# start of The data
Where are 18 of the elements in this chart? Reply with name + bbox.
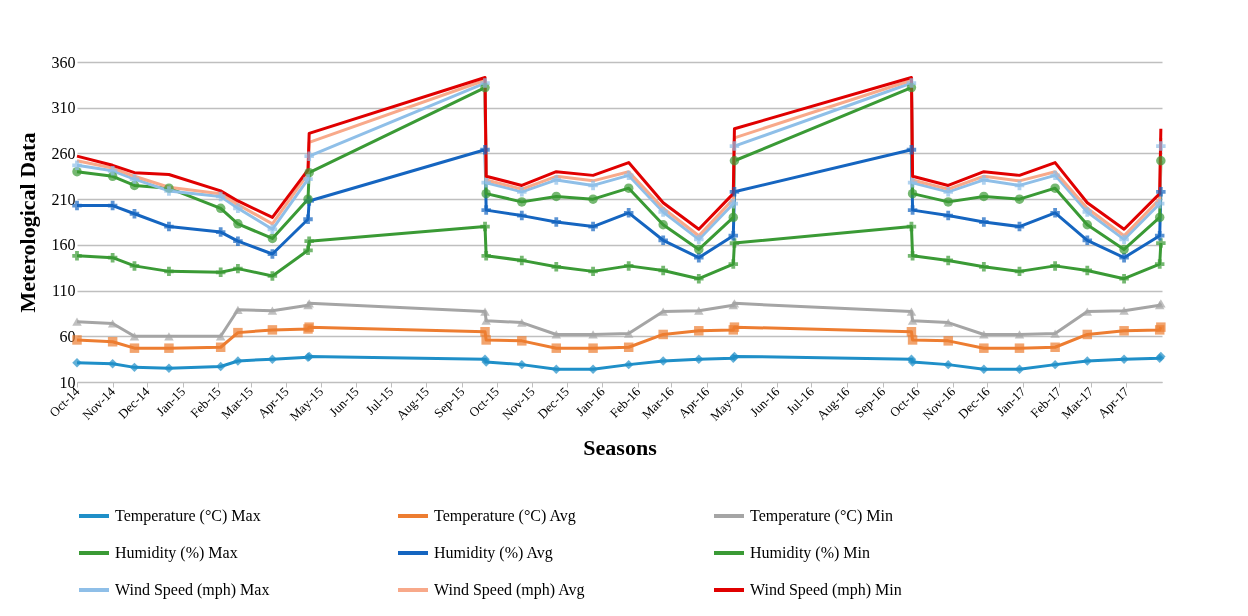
y-tick-label: 160 [51,236,76,254]
y-tick-label: 110 [52,282,76,300]
legend-label: Humidity (%) Min [750,544,870,562]
x-axis-title: Seasons [583,434,658,460]
y-tick-label: 360 [51,53,76,71]
legend-label: Humidity (%) Max [115,544,238,562]
legend-label: Wind Speed (mph) Max [115,581,270,599]
legend-label: Wind Speed (mph) Avg [434,581,585,599]
y-tick-label: 260 [51,144,76,162]
legend-label: Temperature (°C) Max [115,507,261,525]
legend-label: Wind Speed (mph) Min [750,581,902,599]
y-tick-label: 310 [51,99,76,117]
legend-label: Temperature (°C) Min [750,507,894,525]
legend-label: Humidity (%) Avg [434,544,553,562]
y-axis-title: Meterological Data [14,132,40,313]
y-tick-label: 60 [59,327,76,345]
y-tick-label: 210 [51,190,76,208]
legend-label: Temperature (°C) Avg [434,507,576,525]
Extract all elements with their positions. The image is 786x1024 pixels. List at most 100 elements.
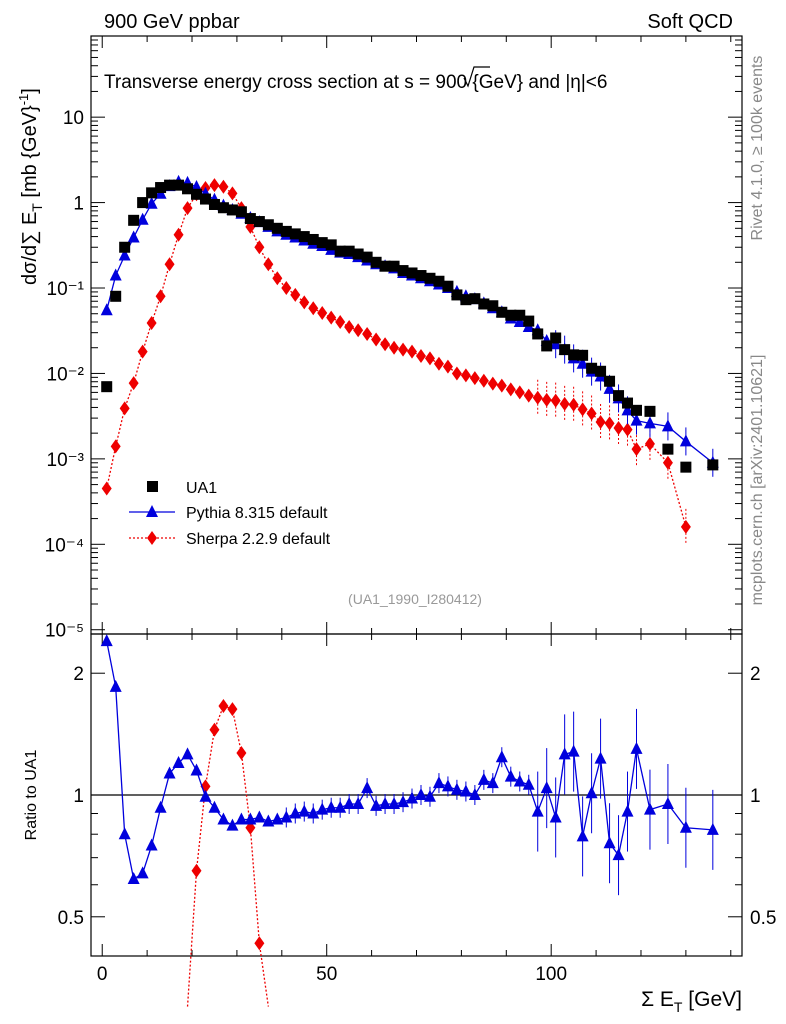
sqrt-symbol bbox=[463, 66, 490, 88]
ratio-pythia-point bbox=[280, 810, 293, 823]
ua1-point bbox=[523, 315, 535, 327]
ua1-point bbox=[550, 332, 562, 344]
ratio-pythia-point bbox=[477, 772, 490, 785]
ua1-point bbox=[478, 298, 490, 310]
y-axis-label: dσ/d∑ ET [mb {GeV}-1] bbox=[16, 88, 45, 285]
ratio-pythia-point bbox=[441, 779, 454, 792]
ratio-pythia-point bbox=[253, 810, 266, 823]
ua1-point bbox=[361, 251, 373, 263]
sherpa-point bbox=[209, 178, 220, 193]
ua1-point bbox=[119, 241, 131, 253]
pythia-point bbox=[127, 230, 140, 243]
ua1-point bbox=[415, 270, 427, 282]
ratio-sherpa-point bbox=[236, 746, 247, 761]
ratio-pythia-point bbox=[298, 804, 311, 817]
ratio-pythia-point bbox=[316, 802, 329, 815]
ua1-point bbox=[559, 344, 571, 356]
ua1-point bbox=[388, 260, 400, 272]
ratio-pythia-point bbox=[343, 797, 356, 810]
sherpa-point bbox=[469, 371, 480, 386]
ratio-pythia-point bbox=[235, 812, 248, 825]
ua1-point bbox=[199, 193, 211, 205]
sherpa-point bbox=[299, 295, 310, 310]
sherpa-point bbox=[523, 388, 534, 403]
ratio-pythia-point bbox=[118, 827, 131, 840]
ratio-pythia-point bbox=[226, 818, 239, 831]
x-tick-label: 100 bbox=[535, 964, 567, 985]
pythia-point bbox=[513, 315, 526, 328]
ratio-pythia-point bbox=[423, 789, 436, 802]
sherpa-point bbox=[371, 332, 382, 347]
sherpa-point bbox=[541, 392, 552, 407]
ratio-pythia-point bbox=[504, 769, 517, 782]
ratio-pythia-point bbox=[172, 755, 185, 768]
sherpa-point bbox=[137, 344, 148, 359]
ratio-pythia-point bbox=[379, 797, 392, 810]
ratio-sherpa-point bbox=[227, 702, 238, 717]
sherpa-point bbox=[680, 519, 691, 534]
pythia-point bbox=[643, 416, 656, 429]
ua1-point bbox=[334, 245, 346, 257]
ratio-pythia-point bbox=[370, 798, 383, 811]
pythia-point bbox=[109, 268, 122, 281]
ua1-point bbox=[146, 187, 158, 199]
ratio-sherpa-point bbox=[218, 698, 229, 713]
sherpa-point bbox=[254, 240, 265, 255]
ua1-point bbox=[110, 290, 122, 302]
sherpa-point bbox=[433, 356, 444, 371]
ua1-point bbox=[325, 239, 337, 251]
ratio-pythia-point bbox=[289, 806, 302, 819]
ratio-pythia-point bbox=[513, 774, 526, 787]
ua1-point bbox=[191, 188, 203, 200]
sherpa-point bbox=[353, 323, 364, 338]
y-tick-label: 10⁻² bbox=[47, 364, 85, 385]
x-axis-label: Σ ET [GeV] bbox=[641, 988, 742, 1015]
y-tick-label: 1 bbox=[73, 194, 84, 215]
ratio-pythia-point bbox=[181, 747, 194, 760]
ratio-pythia-point bbox=[432, 776, 445, 789]
legend-label-pythia: Pythia 8.315 default bbox=[186, 505, 328, 522]
ratio-pythia-point bbox=[567, 744, 580, 757]
sherpa-point bbox=[451, 366, 462, 381]
ratio-pythia-point bbox=[643, 802, 656, 815]
sherpa-point bbox=[613, 420, 624, 435]
ua1-point bbox=[379, 260, 391, 272]
ratio-pythia-point bbox=[334, 800, 347, 813]
sherpa-point bbox=[227, 186, 238, 201]
ua1-point bbox=[433, 275, 445, 287]
ua1-point bbox=[469, 293, 481, 305]
sherpa-point bbox=[631, 442, 642, 457]
pythia-point bbox=[145, 196, 158, 209]
ratio-pythia-point bbox=[576, 829, 589, 842]
sherpa-point bbox=[415, 349, 426, 364]
pythia-point bbox=[118, 248, 131, 261]
ratio-pythia-point bbox=[468, 788, 481, 800]
sherpa-point bbox=[173, 227, 184, 242]
y-tick-label: 10 bbox=[63, 108, 84, 129]
legend: UA1 Pythia 8.315 default Sherpa 2.2.9 de… bbox=[129, 480, 331, 548]
sherpa-point bbox=[182, 201, 193, 216]
sherpa-point bbox=[263, 257, 274, 272]
ua1-point bbox=[155, 182, 167, 194]
ratio-pythia-point bbox=[679, 820, 692, 833]
ua1-point bbox=[397, 265, 409, 277]
header-right: Soft QCD bbox=[647, 11, 733, 33]
ratio-pythia-point bbox=[397, 795, 410, 808]
ua1-point bbox=[662, 443, 674, 455]
ua1-point bbox=[262, 219, 274, 231]
mcplots-label: mcplots.cern.ch [arXiv:2401.10621] bbox=[749, 355, 766, 606]
pythia-point bbox=[630, 413, 643, 426]
pythia-point bbox=[661, 419, 674, 432]
ua1-point bbox=[307, 233, 319, 245]
sherpa-point bbox=[317, 305, 328, 320]
sherpa-point bbox=[424, 351, 435, 366]
ratio-pythia-point bbox=[307, 806, 320, 819]
sherpa-point bbox=[577, 402, 588, 417]
sherpa-point bbox=[586, 406, 597, 421]
analysis-id: (UA1_1990_I280412) bbox=[348, 591, 482, 607]
ratio-pythia-point bbox=[558, 747, 571, 760]
sherpa-point bbox=[119, 401, 130, 416]
ua1-point bbox=[235, 206, 247, 218]
ua1-point bbox=[182, 183, 194, 195]
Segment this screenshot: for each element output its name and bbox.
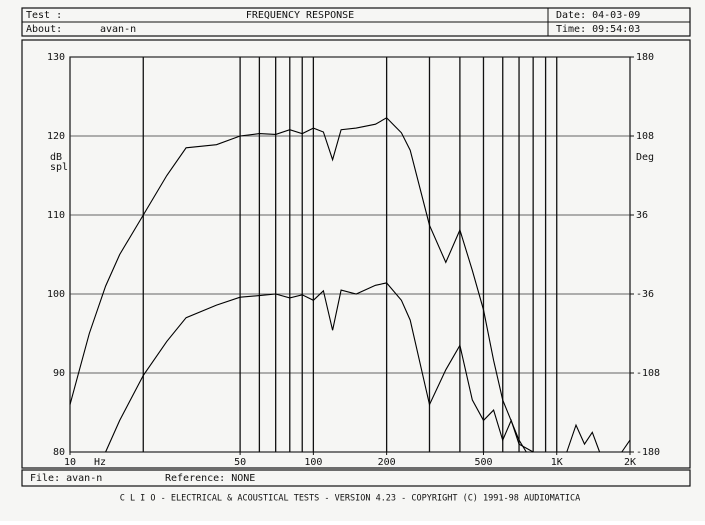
y-tick-label: 130 — [47, 52, 65, 63]
x-tick-label: 2K — [624, 457, 636, 468]
header-time: Time: 09:54:03 — [556, 24, 640, 35]
header-test: Test : — [26, 10, 62, 21]
y-tick-label: 110 — [47, 210, 65, 221]
y2-axis-label: Deg — [636, 152, 654, 163]
y-tick-label: 100 — [47, 289, 65, 300]
y-tick-label: 120 — [47, 131, 65, 142]
y2-tick-label: -108 — [636, 368, 660, 379]
y-axis-label: dB — [50, 152, 62, 163]
x-tick-label: 100 — [304, 457, 322, 468]
plot: 80 90 100 110 120 130 -180 -108 -36 36 108 180 10 50 1… — [47, 52, 660, 468]
header-about-value: avan-n — [100, 24, 136, 35]
y-axis-label: spl — [50, 162, 68, 173]
response-curve — [69, 117, 527, 453]
footer-reference: Reference: NONE — [165, 473, 255, 484]
footer-box — [21, 469, 691, 487]
y-tick-label: 90 — [53, 368, 65, 379]
header-about: About: — [26, 24, 62, 35]
y2-tick-label: -180 — [636, 447, 660, 458]
header-date: Date: 04-03-09 — [556, 10, 640, 21]
footer-file: File: avan-n — [30, 473, 102, 484]
response-curve — [105, 282, 631, 453]
x-tick-label: 500 — [474, 457, 492, 468]
x-tick-label: 50 — [234, 457, 246, 468]
x-tick-label: 1K — [551, 457, 563, 468]
header-title: FREQUENCY RESPONSE — [246, 10, 354, 21]
y2-tick-label: 36 — [636, 210, 648, 221]
y2-tick-label: 180 — [636, 52, 654, 63]
plot-box — [21, 39, 691, 469]
y2-tick-label: 108 — [636, 131, 654, 142]
x-axis-label: Hz — [94, 457, 106, 468]
y-tick-label: 80 — [53, 447, 65, 458]
x-tick-label: 10 — [64, 457, 76, 468]
y2-tick-label: -36 — [636, 289, 654, 300]
x-tick-label: 200 — [378, 457, 396, 468]
footer-credits: C L I O - ELECTRICAL & ACOUSTICAL TESTS … — [120, 494, 581, 504]
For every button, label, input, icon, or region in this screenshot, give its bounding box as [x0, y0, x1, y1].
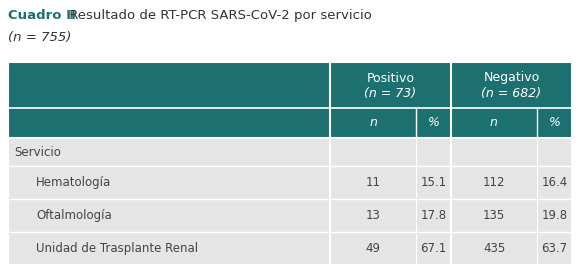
Text: (n = 73): (n = 73): [364, 87, 416, 101]
Bar: [8, 62, 572, 265]
Text: 19.8: 19.8: [542, 209, 568, 222]
Text: n: n: [490, 116, 498, 129]
Bar: [8, 199, 572, 232]
Bar: [8, 232, 572, 265]
Text: Resultado de RT-PCR SARS-CoV-2 por servicio: Resultado de RT-PCR SARS-CoV-2 por servi…: [65, 9, 372, 22]
Text: Negativo: Negativo: [483, 71, 539, 85]
Text: Oftalmología: Oftalmología: [36, 209, 112, 222]
Text: %: %: [427, 116, 440, 129]
Text: 15.1: 15.1: [420, 176, 447, 189]
Text: 11: 11: [365, 176, 380, 189]
Text: 135: 135: [483, 209, 505, 222]
Text: 63.7: 63.7: [542, 242, 568, 255]
Text: 13: 13: [365, 209, 380, 222]
Bar: [8, 108, 572, 138]
Text: 67.1: 67.1: [420, 242, 447, 255]
Text: Hematología: Hematología: [36, 176, 111, 189]
Text: 16.4: 16.4: [541, 176, 568, 189]
Text: (n = 682): (n = 682): [481, 87, 542, 101]
Text: 49: 49: [365, 242, 380, 255]
Bar: [8, 62, 572, 108]
Text: 17.8: 17.8: [420, 209, 447, 222]
Text: (n = 755): (n = 755): [8, 31, 71, 44]
Text: n: n: [369, 116, 377, 129]
Text: Cuadro II: Cuadro II: [8, 9, 76, 22]
Text: 435: 435: [483, 242, 505, 255]
Text: %: %: [549, 116, 560, 129]
Text: Positivo: Positivo: [367, 71, 415, 85]
Text: Unidad de Trasplante Renal: Unidad de Trasplante Renal: [36, 242, 198, 255]
Text: 112: 112: [483, 176, 505, 189]
Bar: [8, 138, 572, 166]
Text: Servicio: Servicio: [14, 146, 61, 158]
Bar: [8, 166, 572, 199]
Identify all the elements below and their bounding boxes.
# end of The data
● **Work to do**: In the rows from the line with "y-tick-label: 160 [51,236,76,254]" up to and including the line with "Extract all elements", switch "Seasons" to "Months". Give only those lines again, with nothing else changed.

● **Written reply**:
y-tick-label: 160 [51,236,76,254]
y-tick-label: 110 [52,282,76,300]
legend-label: Humidity (%) Min [750,544,870,562]
x-axis-title: Months [583,434,658,460]
y-tick-label: 360 [51,53,76,71]
legend-label: Humidity (%) Max [115,544,238,562]
legend-label: Wind Speed (mph) Max [115,581,270,599]
legend-label: Wind Speed (mph) Avg [434,581,585,599]
y-tick-label: 260 [51,144,76,162]
legend-label: Temperature (°C) Max [115,507,261,525]
legend-label: Wind Speed (mph) Min [750,581,902,599]
y-tick-label: 310 [51,99,76,117]
legend-label: Temperature (°C) Min [750,507,894,525]
legend-label: Humidity (%) Avg [434,544,553,562]
y-axis-title: Meterological Data [14,132,40,313]
y-tick-label: 60 [59,327,76,345]
y-tick-label: 210 [51,190,76,208]
legend-label: Temperature (°C) Avg [434,507,576,525]
Extract all elements with their positions. The image is 786x1024 pixels. List at most 100 elements.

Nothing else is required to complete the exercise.